SUPPLIED RECORDS —

----------

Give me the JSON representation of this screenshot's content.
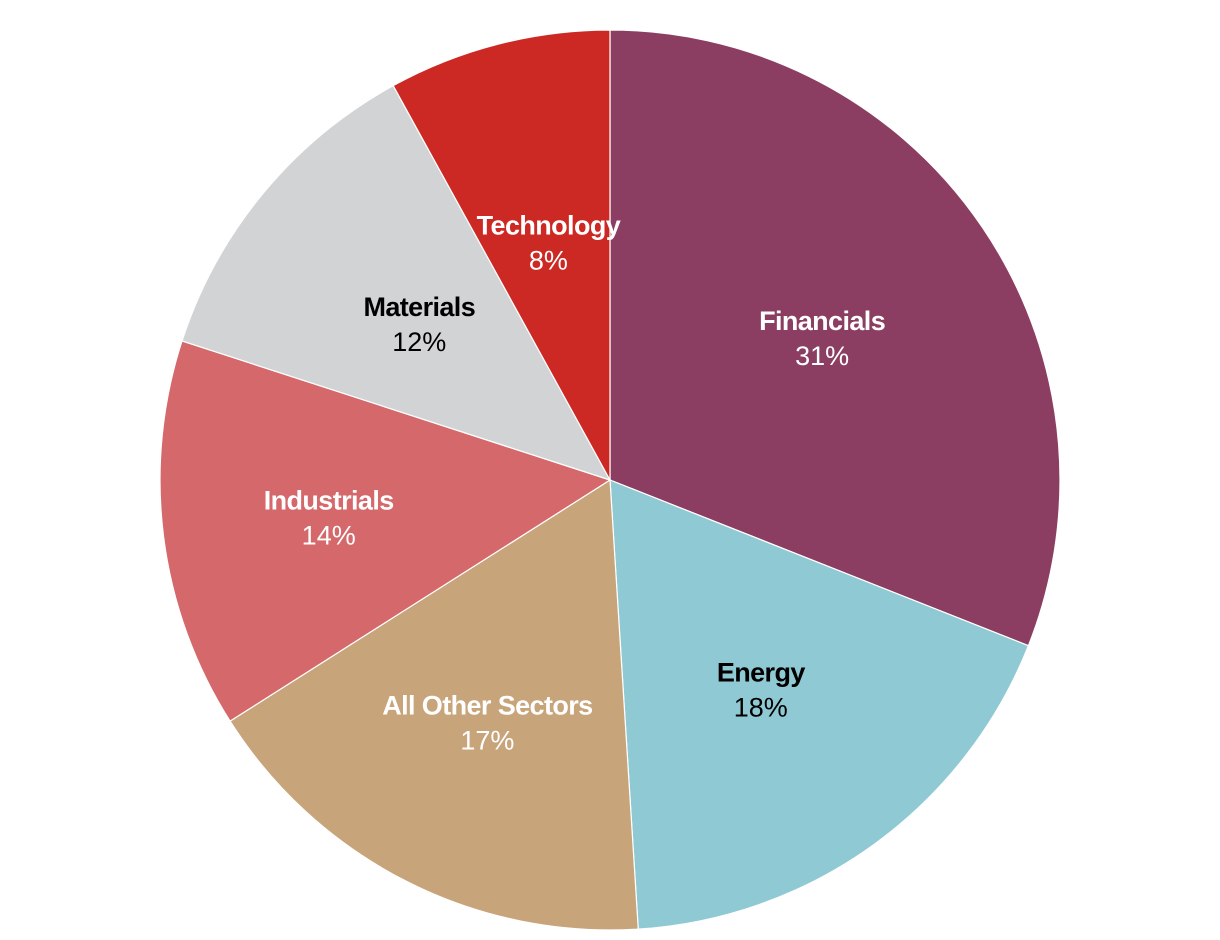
{
  "chart_data": {
    "type": "pie",
    "start_angle_deg": 0,
    "direction": "clockwise",
    "slices": [
      {
        "label": "Financials",
        "value_label": "31%",
        "value": 31,
        "color": "#8b3e61",
        "text_color": "#ffffff"
      },
      {
        "label": "Energy",
        "value_label": "18%",
        "value": 18,
        "color": "#8fc9d4",
        "text_color": "#000000"
      },
      {
        "label": "All Other Sectors",
        "value_label": "17%",
        "value": 17,
        "color": "#c7a47a",
        "text_color": "#ffffff"
      },
      {
        "label": "Industrials",
        "value_label": "14%",
        "value": 14,
        "color": "#d4686a",
        "text_color": "#ffffff"
      },
      {
        "label": "Materials",
        "value_label": "12%",
        "value": 12,
        "color": "#d2d3d5",
        "text_color": "#000000"
      },
      {
        "label": "Technology",
        "value_label": "8%",
        "value": 8,
        "color": "#cd2924",
        "text_color": "#ffffff"
      }
    ]
  }
}
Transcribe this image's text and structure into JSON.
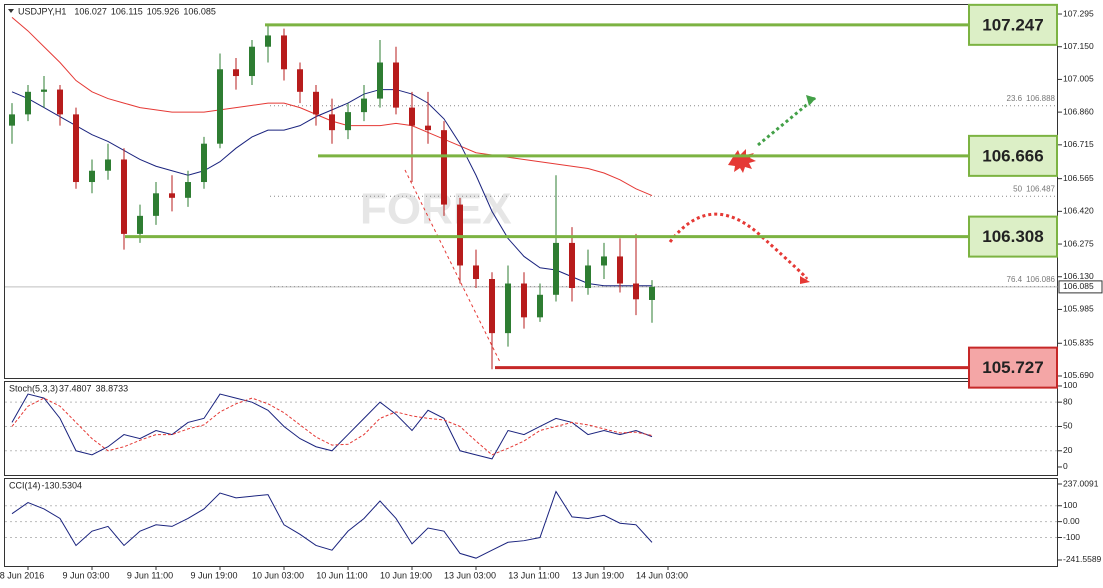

----------

EXERCISE DIRECTIONS —
Check every line of the data above for the string "this", and copy those that have it.

THE ANSWER —
Give me the JSON representation of this screenshot's content.
Transcribe this image's text and structure into JSON.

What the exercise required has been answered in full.